Part of a data file

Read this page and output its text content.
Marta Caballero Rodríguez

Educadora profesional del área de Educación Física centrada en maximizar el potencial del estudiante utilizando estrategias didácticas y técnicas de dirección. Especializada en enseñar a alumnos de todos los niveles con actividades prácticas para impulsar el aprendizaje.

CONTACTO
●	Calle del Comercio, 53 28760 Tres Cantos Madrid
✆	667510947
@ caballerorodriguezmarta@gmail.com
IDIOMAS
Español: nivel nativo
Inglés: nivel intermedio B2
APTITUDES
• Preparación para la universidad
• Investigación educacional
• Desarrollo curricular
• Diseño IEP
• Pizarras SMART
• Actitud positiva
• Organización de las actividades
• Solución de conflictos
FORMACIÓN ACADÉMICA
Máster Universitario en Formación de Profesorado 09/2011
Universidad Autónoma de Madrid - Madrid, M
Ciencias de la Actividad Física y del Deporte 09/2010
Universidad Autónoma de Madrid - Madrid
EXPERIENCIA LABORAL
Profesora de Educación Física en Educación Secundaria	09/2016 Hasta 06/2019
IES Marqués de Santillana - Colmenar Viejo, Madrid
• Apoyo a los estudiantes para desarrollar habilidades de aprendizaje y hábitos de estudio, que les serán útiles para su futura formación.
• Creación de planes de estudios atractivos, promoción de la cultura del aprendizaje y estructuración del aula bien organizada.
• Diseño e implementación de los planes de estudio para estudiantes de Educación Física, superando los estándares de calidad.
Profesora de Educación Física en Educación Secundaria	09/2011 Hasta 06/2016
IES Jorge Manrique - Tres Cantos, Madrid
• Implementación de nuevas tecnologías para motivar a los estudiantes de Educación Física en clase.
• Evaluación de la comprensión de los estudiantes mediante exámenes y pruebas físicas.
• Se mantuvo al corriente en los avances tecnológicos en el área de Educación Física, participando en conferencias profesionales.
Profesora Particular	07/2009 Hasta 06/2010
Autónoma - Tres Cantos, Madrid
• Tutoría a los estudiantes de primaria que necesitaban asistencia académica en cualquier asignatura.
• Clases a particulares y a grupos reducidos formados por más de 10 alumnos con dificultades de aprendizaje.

▸ **WRITTEN REQUEST**
Say how many lines in this material hold "planes", and say nothing else.

▸ **ANSWER TO THE TASK**
2